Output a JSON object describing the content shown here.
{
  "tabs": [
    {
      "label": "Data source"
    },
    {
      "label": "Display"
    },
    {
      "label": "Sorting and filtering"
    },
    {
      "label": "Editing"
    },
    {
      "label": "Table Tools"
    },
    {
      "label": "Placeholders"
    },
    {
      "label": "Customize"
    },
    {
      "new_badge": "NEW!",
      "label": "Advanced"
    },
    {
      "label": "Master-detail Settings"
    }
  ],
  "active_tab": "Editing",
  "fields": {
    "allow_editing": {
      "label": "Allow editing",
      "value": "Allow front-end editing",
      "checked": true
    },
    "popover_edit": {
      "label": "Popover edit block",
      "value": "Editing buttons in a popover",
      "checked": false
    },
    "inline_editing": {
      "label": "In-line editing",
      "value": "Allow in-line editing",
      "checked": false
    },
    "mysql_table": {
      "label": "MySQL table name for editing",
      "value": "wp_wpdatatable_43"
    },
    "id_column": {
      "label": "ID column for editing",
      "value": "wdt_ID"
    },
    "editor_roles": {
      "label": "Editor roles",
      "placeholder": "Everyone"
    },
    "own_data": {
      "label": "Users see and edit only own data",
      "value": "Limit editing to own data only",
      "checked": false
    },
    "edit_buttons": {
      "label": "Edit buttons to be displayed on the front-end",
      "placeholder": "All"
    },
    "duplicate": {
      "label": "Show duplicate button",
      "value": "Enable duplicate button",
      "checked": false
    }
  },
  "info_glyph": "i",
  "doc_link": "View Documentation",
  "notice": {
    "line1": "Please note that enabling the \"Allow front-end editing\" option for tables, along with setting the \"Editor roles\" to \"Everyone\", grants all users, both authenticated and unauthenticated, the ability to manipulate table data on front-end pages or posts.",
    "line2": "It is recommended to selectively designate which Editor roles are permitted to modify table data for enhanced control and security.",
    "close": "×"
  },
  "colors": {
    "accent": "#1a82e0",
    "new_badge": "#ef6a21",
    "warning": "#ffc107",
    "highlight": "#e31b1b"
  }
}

__GOAL__:
Using the listing above, retype each line exactly.

__WRITTEN SOLUTION__:
Output a JSON object describing the content shown here.
{
  "tabs": [
    {
      "label": "Data source"
    },
    {
      "label": "Display"
    },
    {
      "label": "Sorting and filtering"
    },
    {
      "label": "Editing"
    },
    {
      "label": "Table Tools"
    },
    {
      "label": "Placeholders"
    },
    {
      "label": "Customize"
    },
    {
      "new_badge": "NEW!",
      "label": "Advanced"
    },
    {
      "label": "Master-detail Settings"
    }
  ],
  "active_tab": "Editing",
  "fields": {
    "allow_editing": {
      "label": "Allow editing",
      "value": "Allow front-end editing",
      "checked": true
    },
    "popover_edit": {
      "label": "Popover edit block",
      "value": "Editing buttons in a popover",
      "checked": false
    },
    "inline_editing": {
      "label": "In-line editing",
      "value": "Allow in-line editing",
      "checked": false
    },
    "mysql_table": {
      "label": "MySQL table name for editing",
      "value": "wp_wpdatatable_43"
    },
    "id_column": {
      "label": "ID column for editing",
      "value": "wdt_ID"
    },
    "editor_roles": {
      "label": "Editor roles",
      "placeholder": "Everyone"
    },
    "own_data": {
      "label": "Users see and edit only own data",
      "value": "Limit editing to own data only",
      "checked": false
    },
    "edit_buttons": {
      "label": "Edit buttons to be displayed on the front-end",
      "placeholder": "All"
    },
    "duplicate": {
      "label": "Show duplicate button",
      "value": "Enable duplicate button",
      "checked": false
    }
  },
  "info_glyph": "i",
  "doc_link": "View Documentation",
  "notice": {
    "line1": "Please note that enabling the \"Allow front-end editing\" option for tables, along with setting the \"Editor roles\" to \"Everyone\", grants all users, both authenticated and unauthenticated, the ability to manipulate table data on front-end pages or posts.",
    "line2": "It is recommended to selectively designate which Editor roles are permitted to modify table data for enhanced control and security.",
    "close": "×"
  },
  "colors": {
    "accent": "#1a82e0",
    "new_badge": "#ef6a21",
    "warning": "#ffc107",
    "highlight": "#e31b1b"
  }
}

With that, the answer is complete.